◆ **Exercise prompt**
For every line in the data below that contains "surname", copy the line.

◆ **Task material**
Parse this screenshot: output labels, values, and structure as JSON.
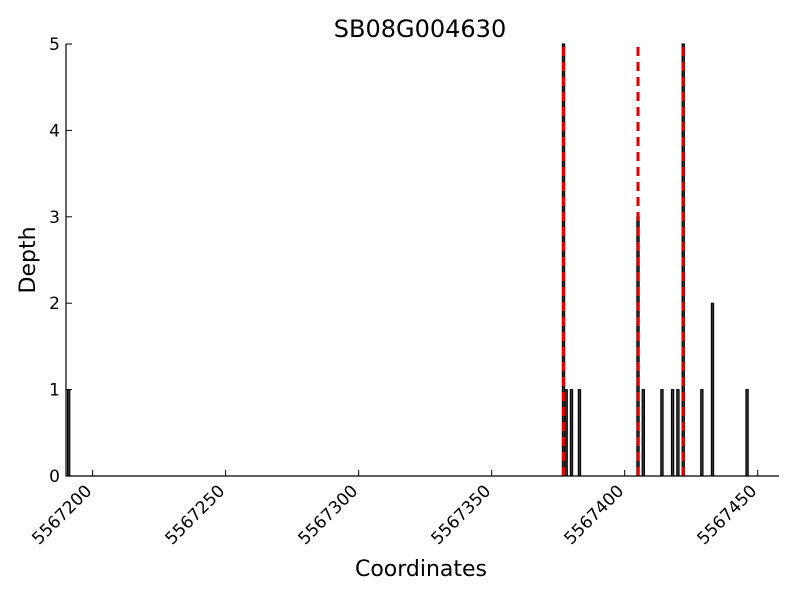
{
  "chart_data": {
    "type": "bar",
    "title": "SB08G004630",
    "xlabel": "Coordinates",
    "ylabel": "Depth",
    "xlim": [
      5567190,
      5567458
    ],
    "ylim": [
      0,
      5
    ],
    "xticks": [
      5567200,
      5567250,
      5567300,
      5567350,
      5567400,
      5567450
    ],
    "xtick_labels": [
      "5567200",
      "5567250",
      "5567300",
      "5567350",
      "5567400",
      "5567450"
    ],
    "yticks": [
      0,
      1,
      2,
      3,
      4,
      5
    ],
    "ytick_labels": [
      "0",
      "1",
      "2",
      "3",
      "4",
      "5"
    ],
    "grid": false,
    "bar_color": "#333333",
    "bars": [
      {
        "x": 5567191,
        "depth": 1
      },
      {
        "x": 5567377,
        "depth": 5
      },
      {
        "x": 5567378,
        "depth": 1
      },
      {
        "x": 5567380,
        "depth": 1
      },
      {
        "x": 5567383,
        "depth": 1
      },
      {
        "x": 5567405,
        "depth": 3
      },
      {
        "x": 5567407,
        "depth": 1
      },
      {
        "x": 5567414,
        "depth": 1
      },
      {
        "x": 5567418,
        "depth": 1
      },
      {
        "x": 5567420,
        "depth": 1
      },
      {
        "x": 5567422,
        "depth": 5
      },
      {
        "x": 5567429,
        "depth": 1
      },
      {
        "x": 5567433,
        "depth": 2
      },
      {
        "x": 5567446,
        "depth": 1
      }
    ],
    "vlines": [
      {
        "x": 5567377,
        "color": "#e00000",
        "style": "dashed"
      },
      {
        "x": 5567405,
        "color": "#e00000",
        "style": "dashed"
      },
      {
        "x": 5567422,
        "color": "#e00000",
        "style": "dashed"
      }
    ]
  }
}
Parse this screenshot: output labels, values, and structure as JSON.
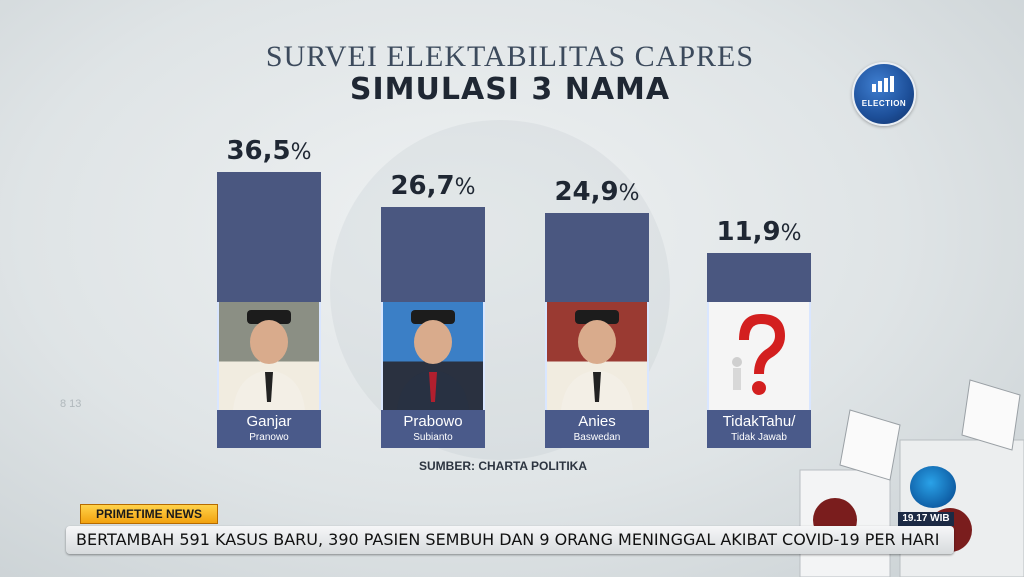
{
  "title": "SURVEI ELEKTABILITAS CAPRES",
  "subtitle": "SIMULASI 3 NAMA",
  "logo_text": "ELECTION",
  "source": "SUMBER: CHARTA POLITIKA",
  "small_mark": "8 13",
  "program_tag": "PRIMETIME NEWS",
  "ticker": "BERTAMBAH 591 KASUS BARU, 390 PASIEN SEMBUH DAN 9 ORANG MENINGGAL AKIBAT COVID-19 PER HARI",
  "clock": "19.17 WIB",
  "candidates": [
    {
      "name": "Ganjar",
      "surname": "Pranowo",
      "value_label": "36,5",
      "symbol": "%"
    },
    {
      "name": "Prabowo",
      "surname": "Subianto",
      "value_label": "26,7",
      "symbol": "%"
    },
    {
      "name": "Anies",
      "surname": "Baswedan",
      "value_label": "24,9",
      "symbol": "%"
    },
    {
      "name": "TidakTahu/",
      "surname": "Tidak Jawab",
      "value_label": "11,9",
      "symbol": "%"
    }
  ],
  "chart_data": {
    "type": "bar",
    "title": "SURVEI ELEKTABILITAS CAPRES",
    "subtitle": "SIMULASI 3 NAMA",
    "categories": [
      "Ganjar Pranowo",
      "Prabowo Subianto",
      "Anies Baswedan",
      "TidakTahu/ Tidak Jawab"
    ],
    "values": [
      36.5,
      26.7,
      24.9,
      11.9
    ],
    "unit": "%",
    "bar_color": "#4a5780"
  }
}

◆ **Answer in full**
      "surname": "Pranowo",
      "surname": "Subianto",
      "surname": "Baswedan",
      "surname": "Tidak Jawab",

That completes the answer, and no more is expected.